━━━━━ Record excerpts ━━━━━
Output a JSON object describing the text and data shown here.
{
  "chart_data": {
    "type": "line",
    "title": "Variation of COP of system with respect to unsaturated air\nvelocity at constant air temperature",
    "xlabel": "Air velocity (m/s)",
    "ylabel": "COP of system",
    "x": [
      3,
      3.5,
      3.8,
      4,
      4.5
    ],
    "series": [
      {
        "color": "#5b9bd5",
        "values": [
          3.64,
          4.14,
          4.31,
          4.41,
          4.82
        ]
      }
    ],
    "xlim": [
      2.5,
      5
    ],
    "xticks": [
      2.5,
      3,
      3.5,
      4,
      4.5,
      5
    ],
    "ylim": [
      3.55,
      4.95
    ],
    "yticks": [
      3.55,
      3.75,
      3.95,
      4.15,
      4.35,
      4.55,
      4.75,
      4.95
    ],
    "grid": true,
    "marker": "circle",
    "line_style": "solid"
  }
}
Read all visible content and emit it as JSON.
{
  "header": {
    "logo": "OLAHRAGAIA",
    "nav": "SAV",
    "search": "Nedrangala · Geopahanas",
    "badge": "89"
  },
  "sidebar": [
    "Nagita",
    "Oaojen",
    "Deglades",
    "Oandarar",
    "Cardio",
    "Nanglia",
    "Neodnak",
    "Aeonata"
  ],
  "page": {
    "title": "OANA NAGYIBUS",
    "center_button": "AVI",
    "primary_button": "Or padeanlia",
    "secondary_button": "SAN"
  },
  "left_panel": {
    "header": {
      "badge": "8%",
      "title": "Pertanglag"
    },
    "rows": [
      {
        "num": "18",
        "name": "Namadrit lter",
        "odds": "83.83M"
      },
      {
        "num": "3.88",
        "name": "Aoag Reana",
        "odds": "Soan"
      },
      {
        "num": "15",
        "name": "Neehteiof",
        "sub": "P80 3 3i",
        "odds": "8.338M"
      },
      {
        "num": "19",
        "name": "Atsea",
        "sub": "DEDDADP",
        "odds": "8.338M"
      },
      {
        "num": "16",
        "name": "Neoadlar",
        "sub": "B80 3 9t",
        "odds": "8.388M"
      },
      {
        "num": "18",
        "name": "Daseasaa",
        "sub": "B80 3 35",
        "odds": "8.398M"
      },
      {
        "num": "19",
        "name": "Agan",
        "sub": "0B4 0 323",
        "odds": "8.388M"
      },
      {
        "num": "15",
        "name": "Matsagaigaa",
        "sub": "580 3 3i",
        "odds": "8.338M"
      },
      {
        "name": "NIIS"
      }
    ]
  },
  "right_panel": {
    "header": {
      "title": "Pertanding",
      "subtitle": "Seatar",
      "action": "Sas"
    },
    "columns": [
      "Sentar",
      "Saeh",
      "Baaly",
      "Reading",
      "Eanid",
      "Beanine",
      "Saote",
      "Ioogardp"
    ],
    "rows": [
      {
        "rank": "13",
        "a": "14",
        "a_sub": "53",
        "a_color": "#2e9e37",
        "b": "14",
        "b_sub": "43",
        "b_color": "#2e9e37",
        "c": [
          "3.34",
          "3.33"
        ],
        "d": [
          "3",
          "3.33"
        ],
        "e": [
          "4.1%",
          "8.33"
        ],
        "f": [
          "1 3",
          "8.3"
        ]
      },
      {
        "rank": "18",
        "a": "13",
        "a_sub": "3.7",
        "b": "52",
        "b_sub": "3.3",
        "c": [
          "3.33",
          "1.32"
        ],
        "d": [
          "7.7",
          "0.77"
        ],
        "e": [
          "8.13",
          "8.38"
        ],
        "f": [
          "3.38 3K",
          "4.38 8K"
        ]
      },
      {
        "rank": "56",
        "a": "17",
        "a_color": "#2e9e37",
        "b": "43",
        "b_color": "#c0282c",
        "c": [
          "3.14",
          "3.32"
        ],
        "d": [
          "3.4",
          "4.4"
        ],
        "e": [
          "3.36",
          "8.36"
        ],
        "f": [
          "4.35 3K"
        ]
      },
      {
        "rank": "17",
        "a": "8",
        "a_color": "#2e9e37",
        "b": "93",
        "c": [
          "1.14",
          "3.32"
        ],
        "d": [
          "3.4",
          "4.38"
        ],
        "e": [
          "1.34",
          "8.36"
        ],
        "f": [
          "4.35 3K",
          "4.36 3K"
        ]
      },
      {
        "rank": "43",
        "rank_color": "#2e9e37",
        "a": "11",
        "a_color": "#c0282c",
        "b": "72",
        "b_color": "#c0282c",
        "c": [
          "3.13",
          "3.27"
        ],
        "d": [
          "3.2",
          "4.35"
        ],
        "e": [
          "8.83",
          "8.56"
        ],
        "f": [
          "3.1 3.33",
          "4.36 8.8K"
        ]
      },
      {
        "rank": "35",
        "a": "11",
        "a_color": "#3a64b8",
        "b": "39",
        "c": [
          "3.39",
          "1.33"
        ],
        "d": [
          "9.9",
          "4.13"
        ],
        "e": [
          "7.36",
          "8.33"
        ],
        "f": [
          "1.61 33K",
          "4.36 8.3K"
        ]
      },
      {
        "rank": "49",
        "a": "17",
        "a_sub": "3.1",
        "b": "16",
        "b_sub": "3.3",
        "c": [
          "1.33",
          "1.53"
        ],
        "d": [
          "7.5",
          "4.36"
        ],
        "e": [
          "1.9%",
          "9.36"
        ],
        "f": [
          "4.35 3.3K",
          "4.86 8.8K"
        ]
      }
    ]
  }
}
━━━━━
Job >> Sift through the entries and copy every line with "JSON".

Exercise output >>
Output a JSON object describing the text and data shown here.
Read all visible content and emit it as JSON.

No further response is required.